* [WHAT YOU NEED TO DO] Give the number of lines that contain the string "მეზობელ", please, and nothing else.

[Records from a collection]
○ ○ ○ ○ ○ ○ ○

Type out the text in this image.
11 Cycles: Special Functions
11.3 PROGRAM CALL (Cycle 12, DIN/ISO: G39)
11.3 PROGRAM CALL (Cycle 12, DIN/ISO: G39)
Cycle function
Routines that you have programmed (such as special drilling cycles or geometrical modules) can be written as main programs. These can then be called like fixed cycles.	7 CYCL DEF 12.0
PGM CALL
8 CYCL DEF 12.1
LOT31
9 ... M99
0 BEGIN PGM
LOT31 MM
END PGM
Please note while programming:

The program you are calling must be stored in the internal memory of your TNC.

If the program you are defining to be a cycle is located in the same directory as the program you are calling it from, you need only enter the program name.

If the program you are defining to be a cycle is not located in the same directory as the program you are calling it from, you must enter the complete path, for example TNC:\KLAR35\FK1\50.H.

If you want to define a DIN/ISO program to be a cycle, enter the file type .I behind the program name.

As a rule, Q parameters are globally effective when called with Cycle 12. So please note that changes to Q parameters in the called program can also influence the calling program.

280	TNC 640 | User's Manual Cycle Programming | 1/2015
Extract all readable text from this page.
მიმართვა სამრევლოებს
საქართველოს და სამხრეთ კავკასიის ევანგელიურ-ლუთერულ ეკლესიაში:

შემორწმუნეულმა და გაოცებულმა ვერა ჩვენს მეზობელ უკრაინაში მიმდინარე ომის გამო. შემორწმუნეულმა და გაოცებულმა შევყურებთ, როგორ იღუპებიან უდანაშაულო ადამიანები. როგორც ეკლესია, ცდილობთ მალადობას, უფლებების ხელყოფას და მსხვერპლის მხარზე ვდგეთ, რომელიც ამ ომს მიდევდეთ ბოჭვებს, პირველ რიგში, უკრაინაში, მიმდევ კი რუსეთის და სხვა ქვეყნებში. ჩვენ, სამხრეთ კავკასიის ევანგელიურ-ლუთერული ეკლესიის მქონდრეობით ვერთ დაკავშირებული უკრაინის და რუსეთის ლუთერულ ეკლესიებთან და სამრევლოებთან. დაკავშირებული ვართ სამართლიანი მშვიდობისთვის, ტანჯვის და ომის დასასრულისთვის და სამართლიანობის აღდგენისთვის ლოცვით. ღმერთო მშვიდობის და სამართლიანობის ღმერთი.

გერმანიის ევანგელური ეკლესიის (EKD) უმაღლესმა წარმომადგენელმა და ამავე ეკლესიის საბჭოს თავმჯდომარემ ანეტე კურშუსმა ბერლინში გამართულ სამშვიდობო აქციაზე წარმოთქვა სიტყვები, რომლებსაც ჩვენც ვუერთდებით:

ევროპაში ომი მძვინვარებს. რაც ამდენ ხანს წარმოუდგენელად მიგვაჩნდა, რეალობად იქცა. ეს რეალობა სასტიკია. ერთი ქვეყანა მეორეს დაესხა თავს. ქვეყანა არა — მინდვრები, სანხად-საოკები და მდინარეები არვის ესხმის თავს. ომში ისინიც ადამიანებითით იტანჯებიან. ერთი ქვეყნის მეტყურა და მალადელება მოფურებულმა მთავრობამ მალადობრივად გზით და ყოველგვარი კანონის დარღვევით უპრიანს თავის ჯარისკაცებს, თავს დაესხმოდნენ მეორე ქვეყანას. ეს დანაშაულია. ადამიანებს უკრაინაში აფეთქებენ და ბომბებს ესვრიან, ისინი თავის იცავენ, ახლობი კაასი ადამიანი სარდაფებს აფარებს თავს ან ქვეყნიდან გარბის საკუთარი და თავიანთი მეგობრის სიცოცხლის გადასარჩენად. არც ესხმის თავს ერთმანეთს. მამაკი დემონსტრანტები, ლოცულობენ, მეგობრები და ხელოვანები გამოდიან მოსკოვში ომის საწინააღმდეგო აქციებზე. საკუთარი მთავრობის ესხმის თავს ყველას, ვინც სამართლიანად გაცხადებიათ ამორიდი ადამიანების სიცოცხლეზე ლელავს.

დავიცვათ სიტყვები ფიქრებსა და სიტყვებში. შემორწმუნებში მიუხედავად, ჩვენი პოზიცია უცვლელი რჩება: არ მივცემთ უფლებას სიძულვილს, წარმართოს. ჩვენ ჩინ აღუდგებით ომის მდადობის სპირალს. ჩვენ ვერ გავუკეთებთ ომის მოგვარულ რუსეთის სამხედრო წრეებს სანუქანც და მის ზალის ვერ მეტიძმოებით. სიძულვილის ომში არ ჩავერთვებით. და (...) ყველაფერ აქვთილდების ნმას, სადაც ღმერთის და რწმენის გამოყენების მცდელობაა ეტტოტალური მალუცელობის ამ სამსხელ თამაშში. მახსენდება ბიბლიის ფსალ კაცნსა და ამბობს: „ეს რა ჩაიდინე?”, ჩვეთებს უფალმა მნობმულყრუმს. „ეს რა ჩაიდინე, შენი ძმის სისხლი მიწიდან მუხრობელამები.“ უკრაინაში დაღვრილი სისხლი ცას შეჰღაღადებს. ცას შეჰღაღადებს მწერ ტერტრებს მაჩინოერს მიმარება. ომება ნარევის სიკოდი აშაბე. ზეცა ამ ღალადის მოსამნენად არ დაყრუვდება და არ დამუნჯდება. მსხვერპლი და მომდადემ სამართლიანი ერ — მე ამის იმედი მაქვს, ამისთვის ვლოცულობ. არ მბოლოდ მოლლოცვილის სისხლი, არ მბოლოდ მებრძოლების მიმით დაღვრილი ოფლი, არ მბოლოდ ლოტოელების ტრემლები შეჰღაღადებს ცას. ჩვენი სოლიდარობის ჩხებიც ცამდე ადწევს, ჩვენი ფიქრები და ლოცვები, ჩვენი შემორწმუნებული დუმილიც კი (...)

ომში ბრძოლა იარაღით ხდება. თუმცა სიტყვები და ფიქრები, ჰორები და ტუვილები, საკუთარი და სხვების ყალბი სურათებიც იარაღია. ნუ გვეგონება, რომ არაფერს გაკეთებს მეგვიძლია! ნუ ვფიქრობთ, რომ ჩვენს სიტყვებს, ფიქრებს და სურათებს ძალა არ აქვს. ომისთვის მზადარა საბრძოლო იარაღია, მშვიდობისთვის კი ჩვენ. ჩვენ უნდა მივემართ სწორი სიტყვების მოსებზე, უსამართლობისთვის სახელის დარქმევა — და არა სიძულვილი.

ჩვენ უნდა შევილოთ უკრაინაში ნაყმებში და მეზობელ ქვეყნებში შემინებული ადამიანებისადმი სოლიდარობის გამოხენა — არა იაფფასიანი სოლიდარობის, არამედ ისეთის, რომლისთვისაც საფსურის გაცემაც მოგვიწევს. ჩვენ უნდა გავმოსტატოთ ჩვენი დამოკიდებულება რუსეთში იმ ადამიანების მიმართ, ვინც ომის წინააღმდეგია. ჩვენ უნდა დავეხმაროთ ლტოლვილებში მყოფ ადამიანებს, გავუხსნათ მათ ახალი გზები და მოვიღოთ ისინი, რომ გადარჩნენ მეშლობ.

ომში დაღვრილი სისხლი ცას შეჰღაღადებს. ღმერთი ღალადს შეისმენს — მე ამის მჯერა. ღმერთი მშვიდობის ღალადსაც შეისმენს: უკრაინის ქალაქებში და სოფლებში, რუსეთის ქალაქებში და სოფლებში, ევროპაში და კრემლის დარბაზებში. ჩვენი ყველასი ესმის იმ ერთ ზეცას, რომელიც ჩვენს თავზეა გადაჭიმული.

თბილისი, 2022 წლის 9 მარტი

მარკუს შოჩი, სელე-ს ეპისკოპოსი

○ ○ ○ ○ ○ ○ ○

* [REPLY TO THE EXERCISE] 2